▸ WORK TO DO
Restate every line of the material, word for word.

[Start of DATA FOR THIS EXERCISE]

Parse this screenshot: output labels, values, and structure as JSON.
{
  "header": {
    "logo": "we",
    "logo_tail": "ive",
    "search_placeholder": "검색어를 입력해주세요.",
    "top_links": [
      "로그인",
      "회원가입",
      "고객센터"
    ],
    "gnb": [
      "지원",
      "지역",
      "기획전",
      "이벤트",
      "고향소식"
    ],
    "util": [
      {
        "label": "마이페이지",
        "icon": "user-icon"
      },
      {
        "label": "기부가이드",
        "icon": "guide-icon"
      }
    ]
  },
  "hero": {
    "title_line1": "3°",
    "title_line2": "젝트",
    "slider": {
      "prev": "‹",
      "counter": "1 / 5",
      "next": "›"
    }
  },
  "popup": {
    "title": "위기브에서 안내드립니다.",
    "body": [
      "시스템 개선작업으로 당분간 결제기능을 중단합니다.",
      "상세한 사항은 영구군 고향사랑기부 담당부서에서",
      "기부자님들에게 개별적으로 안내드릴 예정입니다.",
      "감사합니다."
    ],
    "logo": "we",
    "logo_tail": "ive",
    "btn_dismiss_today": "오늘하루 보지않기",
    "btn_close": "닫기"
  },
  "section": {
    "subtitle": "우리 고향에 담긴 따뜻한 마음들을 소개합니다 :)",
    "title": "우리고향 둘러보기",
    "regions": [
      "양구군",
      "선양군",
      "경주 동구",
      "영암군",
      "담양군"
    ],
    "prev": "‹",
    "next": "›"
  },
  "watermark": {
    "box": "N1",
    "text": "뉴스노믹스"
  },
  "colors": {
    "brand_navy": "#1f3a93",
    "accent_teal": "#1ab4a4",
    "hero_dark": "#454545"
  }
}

[End of DATA FOR THIS EXERCISE]

▸ FULL RESPONSE
Parse this screenshot: output labels, values, and structure as JSON.
{
  "header": {
    "logo": "we",
    "logo_tail": "ive",
    "search_placeholder": "검색어를 입력해주세요.",
    "top_links": [
      "로그인",
      "회원가입",
      "고객센터"
    ],
    "gnb": [
      "지원",
      "지역",
      "기획전",
      "이벤트",
      "고향소식"
    ],
    "util": [
      {
        "label": "마이페이지",
        "icon": "user-icon"
      },
      {
        "label": "기부가이드",
        "icon": "guide-icon"
      }
    ]
  },
  "hero": {
    "title_line1": "3°",
    "title_line2": "젝트",
    "slider": {
      "prev": "‹",
      "counter": "1 / 5",
      "next": "›"
    }
  },
  "popup": {
    "title": "위기브에서 안내드립니다.",
    "body": [
      "시스템 개선작업으로 당분간 결제기능을 중단합니다.",
      "상세한 사항은 영구군 고향사랑기부 담당부서에서",
      "기부자님들에게 개별적으로 안내드릴 예정입니다.",
      "감사합니다."
    ],
    "logo": "we",
    "logo_tail": "ive",
    "btn_dismiss_today": "오늘하루 보지않기",
    "btn_close": "닫기"
  },
  "section": {
    "subtitle": "우리 고향에 담긴 따뜻한 마음들을 소개합니다 :)",
    "title": "우리고향 둘러보기",
    "regions": [
      "양구군",
      "선양군",
      "경주 동구",
      "영암군",
      "담양군"
    ],
    "prev": "‹",
    "next": "›"
  },
  "watermark": {
    "box": "N1",
    "text": "뉴스노믹스"
  },
  "colors": {
    "brand_navy": "#1f3a93",
    "accent_teal": "#1ab4a4",
    "hero_dark": "#454545"
  }
}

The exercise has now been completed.